Your objective: Only the number is wanted: how many lines of these entries contain the word "assembly"?

Task data:
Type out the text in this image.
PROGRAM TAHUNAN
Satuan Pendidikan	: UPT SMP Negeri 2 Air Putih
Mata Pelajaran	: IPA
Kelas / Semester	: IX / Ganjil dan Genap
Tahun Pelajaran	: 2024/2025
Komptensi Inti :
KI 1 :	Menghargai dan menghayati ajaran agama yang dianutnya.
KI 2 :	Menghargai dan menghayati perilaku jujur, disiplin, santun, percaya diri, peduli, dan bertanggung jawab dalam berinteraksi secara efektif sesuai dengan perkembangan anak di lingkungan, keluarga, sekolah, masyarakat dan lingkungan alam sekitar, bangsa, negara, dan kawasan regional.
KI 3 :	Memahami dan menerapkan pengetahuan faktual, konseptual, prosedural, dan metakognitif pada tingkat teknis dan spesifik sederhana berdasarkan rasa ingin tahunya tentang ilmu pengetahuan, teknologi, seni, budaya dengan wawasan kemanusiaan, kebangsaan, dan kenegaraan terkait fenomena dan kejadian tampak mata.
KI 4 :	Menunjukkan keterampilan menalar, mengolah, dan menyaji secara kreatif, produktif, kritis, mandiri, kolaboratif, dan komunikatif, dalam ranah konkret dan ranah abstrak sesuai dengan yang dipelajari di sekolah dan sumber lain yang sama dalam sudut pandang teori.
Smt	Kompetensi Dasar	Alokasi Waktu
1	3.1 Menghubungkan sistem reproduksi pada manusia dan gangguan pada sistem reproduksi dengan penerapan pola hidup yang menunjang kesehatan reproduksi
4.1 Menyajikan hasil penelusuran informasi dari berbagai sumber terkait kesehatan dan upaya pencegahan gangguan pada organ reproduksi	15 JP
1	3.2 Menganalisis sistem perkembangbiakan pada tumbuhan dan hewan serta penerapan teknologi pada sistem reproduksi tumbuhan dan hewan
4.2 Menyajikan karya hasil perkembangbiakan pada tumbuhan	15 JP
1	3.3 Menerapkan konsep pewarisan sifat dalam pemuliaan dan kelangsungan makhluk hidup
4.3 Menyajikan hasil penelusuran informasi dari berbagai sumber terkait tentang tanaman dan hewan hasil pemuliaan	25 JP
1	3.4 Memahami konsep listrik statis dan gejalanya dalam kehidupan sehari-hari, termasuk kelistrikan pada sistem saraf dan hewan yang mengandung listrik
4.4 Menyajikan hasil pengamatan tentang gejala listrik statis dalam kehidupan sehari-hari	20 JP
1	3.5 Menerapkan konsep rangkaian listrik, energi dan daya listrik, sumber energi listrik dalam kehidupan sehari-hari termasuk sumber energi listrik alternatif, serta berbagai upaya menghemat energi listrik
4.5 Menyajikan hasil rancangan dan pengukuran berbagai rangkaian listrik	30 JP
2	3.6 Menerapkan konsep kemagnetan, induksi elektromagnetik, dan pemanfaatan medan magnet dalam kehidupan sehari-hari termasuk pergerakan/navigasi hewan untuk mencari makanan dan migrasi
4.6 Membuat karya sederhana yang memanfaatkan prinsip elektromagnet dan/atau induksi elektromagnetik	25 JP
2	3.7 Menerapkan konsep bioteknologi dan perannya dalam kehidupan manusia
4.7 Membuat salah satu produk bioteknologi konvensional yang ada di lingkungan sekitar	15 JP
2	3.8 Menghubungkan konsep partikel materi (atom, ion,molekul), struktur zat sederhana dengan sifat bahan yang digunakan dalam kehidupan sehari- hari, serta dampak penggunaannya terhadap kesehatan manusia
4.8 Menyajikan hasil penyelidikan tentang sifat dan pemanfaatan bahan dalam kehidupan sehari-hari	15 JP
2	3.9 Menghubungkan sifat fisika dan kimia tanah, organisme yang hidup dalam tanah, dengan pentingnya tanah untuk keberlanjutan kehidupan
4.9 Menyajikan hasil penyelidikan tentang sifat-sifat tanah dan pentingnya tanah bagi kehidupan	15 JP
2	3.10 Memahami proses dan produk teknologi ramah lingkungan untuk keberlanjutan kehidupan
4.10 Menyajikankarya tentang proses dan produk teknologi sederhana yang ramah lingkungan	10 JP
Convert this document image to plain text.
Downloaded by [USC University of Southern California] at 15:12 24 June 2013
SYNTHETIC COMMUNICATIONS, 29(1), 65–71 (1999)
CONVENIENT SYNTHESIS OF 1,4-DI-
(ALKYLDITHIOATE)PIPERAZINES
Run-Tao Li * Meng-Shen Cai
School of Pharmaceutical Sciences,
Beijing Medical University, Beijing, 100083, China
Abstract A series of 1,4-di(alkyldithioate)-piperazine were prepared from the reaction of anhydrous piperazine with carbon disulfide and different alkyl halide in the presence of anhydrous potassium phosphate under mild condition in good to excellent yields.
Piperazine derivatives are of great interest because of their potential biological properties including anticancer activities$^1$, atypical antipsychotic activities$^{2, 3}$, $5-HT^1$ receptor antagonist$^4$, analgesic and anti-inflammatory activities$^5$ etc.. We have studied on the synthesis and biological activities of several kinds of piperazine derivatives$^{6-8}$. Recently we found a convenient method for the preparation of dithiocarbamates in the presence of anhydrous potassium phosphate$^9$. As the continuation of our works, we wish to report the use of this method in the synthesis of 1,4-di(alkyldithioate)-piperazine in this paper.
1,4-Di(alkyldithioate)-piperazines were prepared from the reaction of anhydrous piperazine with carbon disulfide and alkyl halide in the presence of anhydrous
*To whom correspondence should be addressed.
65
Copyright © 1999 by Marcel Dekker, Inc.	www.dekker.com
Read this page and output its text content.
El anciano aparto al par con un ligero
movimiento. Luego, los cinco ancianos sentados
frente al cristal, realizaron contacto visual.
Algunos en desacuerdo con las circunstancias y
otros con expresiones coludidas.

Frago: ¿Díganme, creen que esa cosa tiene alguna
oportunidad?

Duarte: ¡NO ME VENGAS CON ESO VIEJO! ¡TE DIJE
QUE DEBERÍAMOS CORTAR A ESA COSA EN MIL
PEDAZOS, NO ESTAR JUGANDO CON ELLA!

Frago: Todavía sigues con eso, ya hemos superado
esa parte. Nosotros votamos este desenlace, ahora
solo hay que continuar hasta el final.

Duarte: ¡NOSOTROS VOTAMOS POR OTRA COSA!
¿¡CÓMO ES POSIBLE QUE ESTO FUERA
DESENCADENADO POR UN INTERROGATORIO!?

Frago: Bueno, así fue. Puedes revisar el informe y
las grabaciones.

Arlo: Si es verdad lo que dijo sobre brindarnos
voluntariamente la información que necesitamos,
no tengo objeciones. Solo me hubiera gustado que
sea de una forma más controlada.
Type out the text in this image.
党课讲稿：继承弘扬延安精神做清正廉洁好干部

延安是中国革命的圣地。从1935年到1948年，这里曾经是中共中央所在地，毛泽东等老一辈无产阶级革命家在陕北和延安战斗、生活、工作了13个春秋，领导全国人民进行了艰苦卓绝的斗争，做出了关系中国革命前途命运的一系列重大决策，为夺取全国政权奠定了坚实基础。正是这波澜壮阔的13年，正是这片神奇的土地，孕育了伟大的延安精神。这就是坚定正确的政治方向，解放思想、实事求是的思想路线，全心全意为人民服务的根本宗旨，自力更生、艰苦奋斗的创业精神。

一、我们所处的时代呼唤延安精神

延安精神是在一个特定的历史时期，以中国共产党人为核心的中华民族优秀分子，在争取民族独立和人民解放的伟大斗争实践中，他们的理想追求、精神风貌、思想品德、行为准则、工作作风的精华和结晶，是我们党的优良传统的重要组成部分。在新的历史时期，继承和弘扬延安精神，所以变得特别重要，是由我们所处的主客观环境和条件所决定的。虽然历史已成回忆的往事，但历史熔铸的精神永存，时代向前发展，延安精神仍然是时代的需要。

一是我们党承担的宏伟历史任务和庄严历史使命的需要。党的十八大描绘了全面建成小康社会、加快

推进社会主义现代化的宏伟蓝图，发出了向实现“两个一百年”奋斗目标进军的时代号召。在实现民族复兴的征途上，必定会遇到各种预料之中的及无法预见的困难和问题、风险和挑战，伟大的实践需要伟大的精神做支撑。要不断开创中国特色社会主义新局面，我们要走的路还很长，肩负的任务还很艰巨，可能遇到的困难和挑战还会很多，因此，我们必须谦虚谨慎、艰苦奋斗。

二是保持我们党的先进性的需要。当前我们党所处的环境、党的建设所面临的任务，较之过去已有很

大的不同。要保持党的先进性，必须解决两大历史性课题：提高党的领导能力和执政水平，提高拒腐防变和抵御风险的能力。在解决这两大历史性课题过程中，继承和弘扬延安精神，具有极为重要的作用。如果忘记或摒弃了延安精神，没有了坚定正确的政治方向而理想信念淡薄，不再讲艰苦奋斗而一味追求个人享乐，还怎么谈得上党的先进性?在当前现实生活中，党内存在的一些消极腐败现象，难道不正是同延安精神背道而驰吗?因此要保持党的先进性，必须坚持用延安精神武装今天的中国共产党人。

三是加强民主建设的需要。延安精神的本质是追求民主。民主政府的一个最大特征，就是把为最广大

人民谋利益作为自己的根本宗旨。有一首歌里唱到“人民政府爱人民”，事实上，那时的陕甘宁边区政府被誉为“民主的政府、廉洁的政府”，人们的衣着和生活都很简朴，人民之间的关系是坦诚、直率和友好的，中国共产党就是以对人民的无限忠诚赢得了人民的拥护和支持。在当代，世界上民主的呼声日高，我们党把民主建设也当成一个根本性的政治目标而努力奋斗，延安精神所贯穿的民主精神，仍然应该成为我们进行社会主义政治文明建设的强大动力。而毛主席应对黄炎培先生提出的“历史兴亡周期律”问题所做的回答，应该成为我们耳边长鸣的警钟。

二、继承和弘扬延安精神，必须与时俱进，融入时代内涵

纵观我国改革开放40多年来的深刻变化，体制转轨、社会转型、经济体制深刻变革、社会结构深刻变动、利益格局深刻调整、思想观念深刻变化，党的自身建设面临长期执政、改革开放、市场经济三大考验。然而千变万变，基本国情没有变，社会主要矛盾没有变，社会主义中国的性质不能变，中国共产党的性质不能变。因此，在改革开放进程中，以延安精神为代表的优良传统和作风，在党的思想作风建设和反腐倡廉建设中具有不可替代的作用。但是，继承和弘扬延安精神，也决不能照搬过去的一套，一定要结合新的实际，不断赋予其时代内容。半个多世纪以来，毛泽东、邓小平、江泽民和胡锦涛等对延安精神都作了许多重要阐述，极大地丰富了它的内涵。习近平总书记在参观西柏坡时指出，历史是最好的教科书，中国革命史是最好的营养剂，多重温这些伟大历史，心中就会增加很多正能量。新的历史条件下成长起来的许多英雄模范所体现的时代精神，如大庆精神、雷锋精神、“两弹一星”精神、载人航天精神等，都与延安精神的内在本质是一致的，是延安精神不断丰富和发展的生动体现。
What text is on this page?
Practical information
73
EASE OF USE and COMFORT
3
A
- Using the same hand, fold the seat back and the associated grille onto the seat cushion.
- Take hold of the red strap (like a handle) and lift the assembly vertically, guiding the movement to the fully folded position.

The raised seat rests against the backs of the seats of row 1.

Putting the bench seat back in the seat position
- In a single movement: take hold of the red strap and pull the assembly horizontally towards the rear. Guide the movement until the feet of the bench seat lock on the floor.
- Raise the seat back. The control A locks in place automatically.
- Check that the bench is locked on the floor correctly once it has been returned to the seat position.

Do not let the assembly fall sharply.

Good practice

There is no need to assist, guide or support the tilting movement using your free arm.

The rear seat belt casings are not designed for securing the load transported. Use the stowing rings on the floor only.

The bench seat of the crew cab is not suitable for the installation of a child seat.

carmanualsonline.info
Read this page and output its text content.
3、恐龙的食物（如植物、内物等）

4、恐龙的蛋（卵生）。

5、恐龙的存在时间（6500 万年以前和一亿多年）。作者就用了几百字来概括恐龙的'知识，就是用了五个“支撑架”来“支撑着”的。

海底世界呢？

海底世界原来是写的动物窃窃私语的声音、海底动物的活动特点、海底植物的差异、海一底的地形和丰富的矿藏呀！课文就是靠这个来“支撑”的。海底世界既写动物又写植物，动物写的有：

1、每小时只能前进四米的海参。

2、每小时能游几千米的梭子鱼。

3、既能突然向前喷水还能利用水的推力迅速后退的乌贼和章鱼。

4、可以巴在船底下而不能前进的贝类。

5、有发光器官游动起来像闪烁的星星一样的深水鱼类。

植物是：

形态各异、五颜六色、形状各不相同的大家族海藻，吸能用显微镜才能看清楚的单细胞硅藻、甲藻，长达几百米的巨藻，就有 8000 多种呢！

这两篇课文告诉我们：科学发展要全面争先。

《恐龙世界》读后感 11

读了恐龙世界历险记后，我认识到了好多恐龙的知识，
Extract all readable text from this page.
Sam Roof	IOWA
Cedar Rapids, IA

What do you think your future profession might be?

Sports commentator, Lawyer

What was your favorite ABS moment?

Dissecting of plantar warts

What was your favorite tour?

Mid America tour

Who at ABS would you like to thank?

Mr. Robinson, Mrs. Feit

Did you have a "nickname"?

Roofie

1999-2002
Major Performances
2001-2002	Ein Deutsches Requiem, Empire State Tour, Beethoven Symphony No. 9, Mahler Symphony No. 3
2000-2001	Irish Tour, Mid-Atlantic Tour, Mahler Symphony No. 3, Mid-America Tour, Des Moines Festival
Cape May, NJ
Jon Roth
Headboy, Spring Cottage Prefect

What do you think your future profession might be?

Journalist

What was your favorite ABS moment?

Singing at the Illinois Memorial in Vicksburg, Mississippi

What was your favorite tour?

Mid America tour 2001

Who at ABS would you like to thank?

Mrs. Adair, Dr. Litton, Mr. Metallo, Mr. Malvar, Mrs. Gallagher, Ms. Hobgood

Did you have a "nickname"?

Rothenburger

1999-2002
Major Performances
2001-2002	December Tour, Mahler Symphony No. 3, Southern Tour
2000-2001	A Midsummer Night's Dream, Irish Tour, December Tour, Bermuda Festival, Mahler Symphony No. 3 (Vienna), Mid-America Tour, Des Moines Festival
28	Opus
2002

Answer below: 3